§ **Task to carry out**
List all lines of the data that include the string "Phan".

#### Raw data ####

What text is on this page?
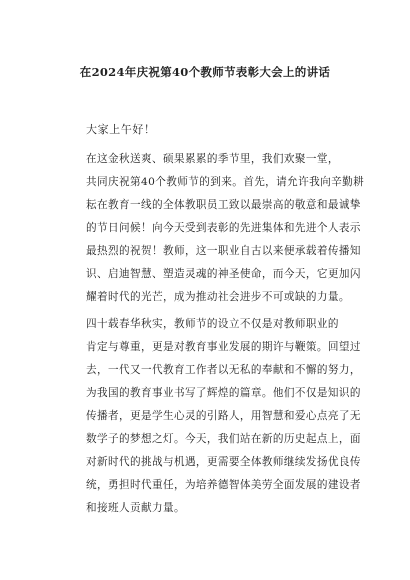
在2024年庆祝第40个教师节表彰大会上的讲话
大家上午好！
在这金秋送爽、硕果累累的季节里，我们欢聚一堂，
共同庆祝第40个教师节的到来。首先，请允许我向辛勤耕
耘在教育一线的全体教职员工致以最崇高的敬意和最诚挚
的节日问候！向今天受到表彰的先进集体和先进个人表示
最热烈的祝贺！教师，这一职业自古以来便承载着传播知
识、启迪智慧、塑造灵魂的神圣使命，而今天，它更加闪
耀着时代的光芒，成为推动社会进步不可或缺的力量。
四十载春华秋实，教师节的设立不仅是对教师职业的
肯定与尊重，更是对教育事业发展的期许与鞭策。回望过
去，一代又一代教育工作者以无私的奉献和不懈的努力，
为我国的教育事业书写了辉煌的篇章。他们不仅是知识的
传播者，更是学生心灵的引路人，用智慧和爱心点亮了无
数学子的梦想之灯。今天，我们站在新的历史起点上，面
对新时代的挑战与机遇，更需要全体教师继续发扬优良传
统，勇担时代重任，为培养德智体美劳全面发展的建设者
和接班人贡献力量。
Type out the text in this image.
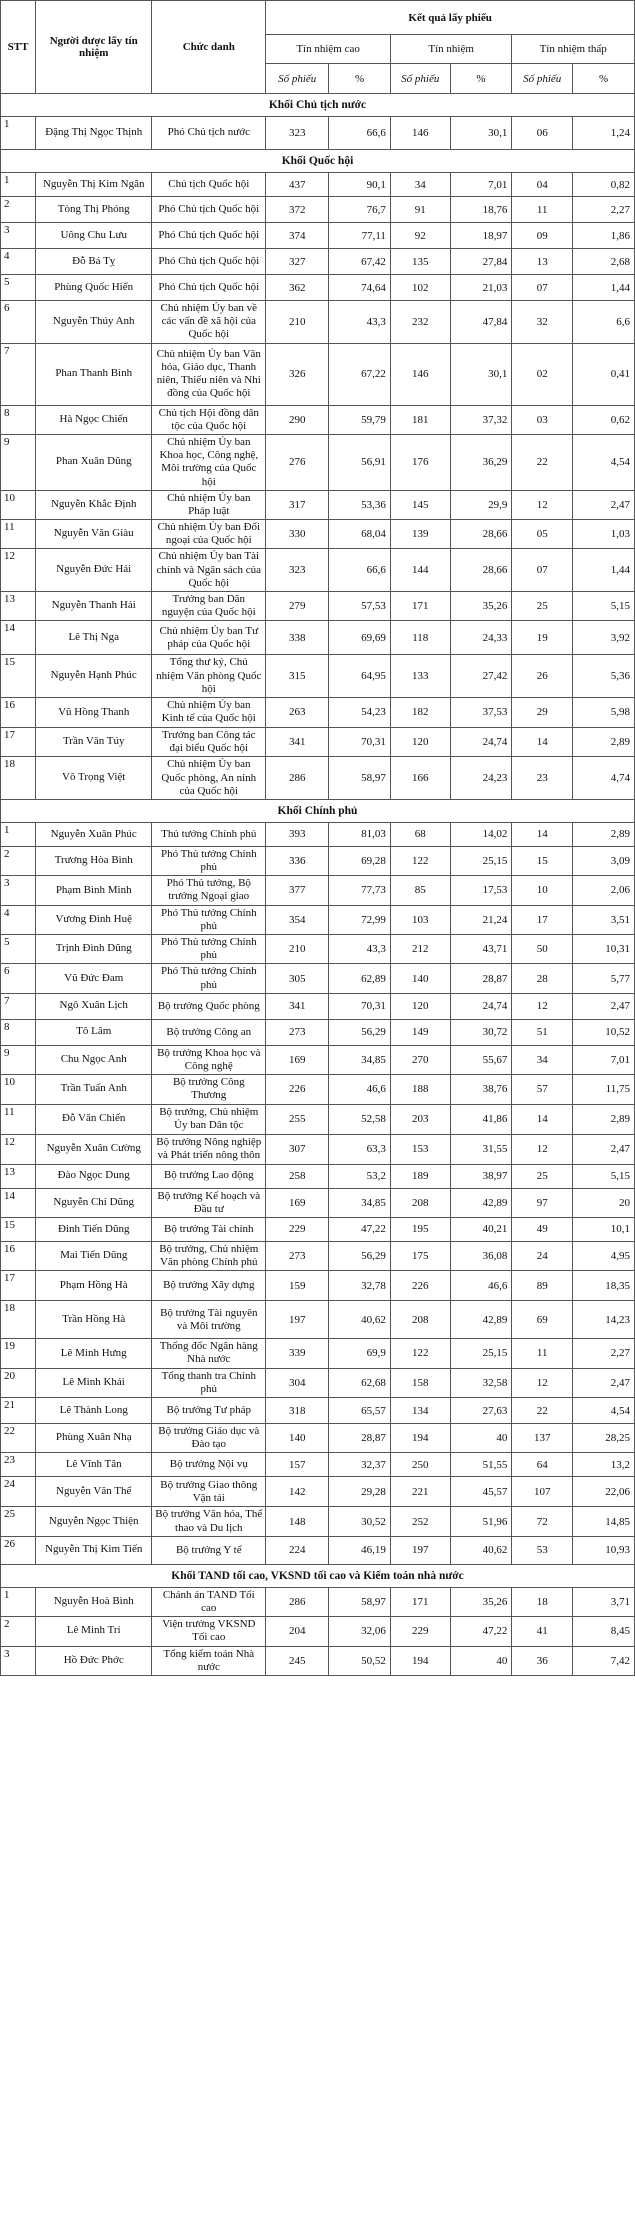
STT	Người được lấy tín nhiệm	Chức danh	Kết quả lấy phiếu					
			Tín nhiệm cao		Tín nhiệm		Tín nhiệm thấp	
			Số phiếu	%	Số phiếu	%	Số phiếu	%
Khối Chủ tịch nước								
1	Đặng Thị Ngọc Thịnh	Phó Chủ tịch nước	323	66,6	146	30,1	06	1,24
Khối Quốc hội								
1	Nguyễn Thị Kim Ngân	Chủ tịch Quốc hội	437	90,1	34	7,01	04	0,82
2	Tòng Thị Phóng	Phó Chủ tịch Quốc hội	372	76,7	91	18,76	11	2,27
3	Uông Chu Lưu	Phó Chủ tịch Quốc hội	374	77,11	92	18,97	09	1,86
4	Đỗ Bá Tỵ	Phó Chủ tịch Quốc hội	327	67,42	135	27,84	13	2,68
5	Phùng Quốc Hiển	Phó Chủ tịch Quốc hội	362	74,64	102	21,03	07	1,44
6	Nguyễn Thúy Anh	Chủ nhiệm Ủy ban về các vấn đề xã hội của Quốc hội	210	43,3	232	47,84	32	6,6
7	Phan Thanh Bình	Chủ nhiệm Ủy ban Văn hóa, Giáo dục, Thanh niên, Thiếu niên và Nhi đồng của Quốc hội	326	67,22	146	30,1	02	0,41
8	Hà Ngọc Chiến	Chủ tịch Hội đồng dân tộc của Quốc hội	290	59,79	181	37,32	03	0,62
9	Phan Xuân Dũng	Chủ nhiệm Ủy ban Khoa học, Công nghệ, Môi trường của Quốc hội	276	56,91	176	36,29	22	4,54
10	Nguyễn Khắc Định	Chủ nhiệm Ủy ban Pháp luật	317	53,36	145	29,9	12	2,47
11	Nguyễn Văn Giàu	Chủ nhiệm Ủy ban Đối ngoại của Quốc hội	330	68,04	139	28,66	05	1,03
12	Nguyễn Đức Hải	Chủ nhiệm Ủy ban Tài chính và Ngân sách của Quốc hội	323	66,6	144	28,66	07	1,44
13	Nguyễn Thanh Hải	Trưởng ban Dân nguyện của Quốc hội	279	57,53	171	35,26	25	5,15
14	Lê Thị Nga	Chủ nhiệm Ủy ban Tư pháp của Quốc hội	338	69,69	118	24,33	19	3,92
15	Nguyễn Hạnh Phúc	Tổng thư ký, Chủ nhiệm Văn phòng Quốc hội	315	64,95	133	27,42	26	5,36
16	Vũ Hồng Thanh	Chủ nhiệm Ủy ban Kinh tế của Quốc hội	263	54,23	182	37,53	29	5,98
17	Trần Văn Túy	Trưởng ban Công tác đại biểu Quốc hội	341	70,31	120	24,74	14	2,89
18	Võ Trọng Việt	Chủ nhiệm Ủy ban Quốc phòng, An ninh của Quốc hội	286	58,97	166	24,23	23	4,74
Khối Chính phủ								
1	Nguyễn Xuân Phúc	Thủ tướng Chính phủ	393	81,03	68	14,02	14	2,89
2	Trương Hòa Bình	Phó Thủ tướng Chính phủ	336	69,28	122	25,15	15	3,09
3	Phạm Bình Minh	Phó Thủ tướng, Bộ trưởng Ngoại giao	377	77,73	85	17,53	10	2,06
4	Vương Đình Huệ	Phó Thủ tướng Chính phủ	354	72,99	103	21,24	17	3,51
5	Trịnh Đình Dũng	Phó Thủ tướng Chính phủ	210	43,3	212	43,71	50	10,31
6	Vũ Đức Đam	Phó Thủ tướng Chính phủ	305	62,89	140	28,87	28	5,77
7	Ngô Xuân Lịch	Bộ trưởng Quốc phòng	341	70,31	120	24,74	12	2,47
8	Tô Lâm	Bộ trưởng Công an	273	56,29	149	30,72	51	10,52
9	Chu Ngọc Anh	Bộ trưởng Khoa học và Công nghệ	169	34,85	270	55,67	34	7,01
10	Trần Tuấn Anh	Bộ trưởng Công Thương	226	46,6	188	38,76	57	11,75
11	Đỗ Văn Chiến	Bộ trưởng, Chủ nhiệm Ủy ban Dân tộc	255	52,58	203	41,86	14	2,89
12	Nguyễn Xuân Cường	Bộ trưởng Nông nghiệp và Phát triển nông thôn	307	63,3	153	31,55	12	2,47
13	Đào Ngọc Dung	Bộ trưởng Lao động	258	53,2	189	38,97	25	5,15
14	Nguyễn Chí Dũng	Bộ trưởng Kế hoạch và Đầu tư	169	34,85	208	42,89	97	20
15	Đinh Tiến Dũng	Bộ trưởng Tài chính	229	47,22	195	40,21	49	10,1
16	Mai Tiến Dũng	Bộ trưởng, Chủ nhiệm Văn phòng Chính phủ	273	56,29	175	36,08	24	4,95
17	Phạm Hồng Hà	Bộ trưởng Xây dựng	159	32,78	226	46,6	89	18,35
18	Trần Hồng Hà	Bộ trưởng Tài nguyên và Môi trường	197	40,62	208	42,89	69	14,23
19	Lê Minh Hưng	Thống đốc Ngân hàng Nhà nước	339	69,9	122	25,15	11	2,27
20	Lê Minh Khái	Tổng thanh tra Chính phủ	304	62,68	158	32,58	12	2,47
21	Lê Thành Long	Bộ trưởng Tư pháp	318	65,57	134	27,63	22	4,54
22	Phùng Xuân Nhạ	Bộ trưởng Giáo dục và Đào tạo	140	28,87	194	40	137	28,25
23	Lê Vĩnh Tân	Bộ trưởng Nội vụ	157	32,37	250	51,55	64	13,2
24	Nguyễn Văn Thể	Bộ trưởng Giao thông Vận tải	142	29,28	221	45,57	107	22,06
25	Nguyễn Ngọc Thiện	Bộ trưởng Văn hóa, Thể thao và Du lịch	148	30,52	252	51,96	72	14,85
26	Nguyễn Thị Kim Tiến	Bộ trưởng Y tế	224	46,19	197	40,62	53	10,93
Khối TAND tối cao, VKSND tối cao và Kiểm toán nhà nước								
1	Nguyễn Hoà Bình	Chánh án TAND Tối cao	286	58,97	171	35,26	18	3,71
2	Lê Minh Trí	Viện trưởng VKSND Tối cao	204	32,06	229	47,22	41	8,45
3	Hồ Đức Phớc	Tổng kiểm toán Nhà nước	245	50,52	194	40	36	7,42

####

§ **Worked answer**
7	Phan Thanh Bình	Chủ nhiệm Ủy ban Văn hóa, Giáo dục, Thanh niên, Thiếu niên và Nhi đồng của Quốc hội	326	67,22	146	30,1	02	0,41
9	Phan Xuân Dũng	Chủ nhiệm Ủy ban Khoa học, Công nghệ, Môi trường của Quốc hội	276	56,91	176	36,29	22	4,54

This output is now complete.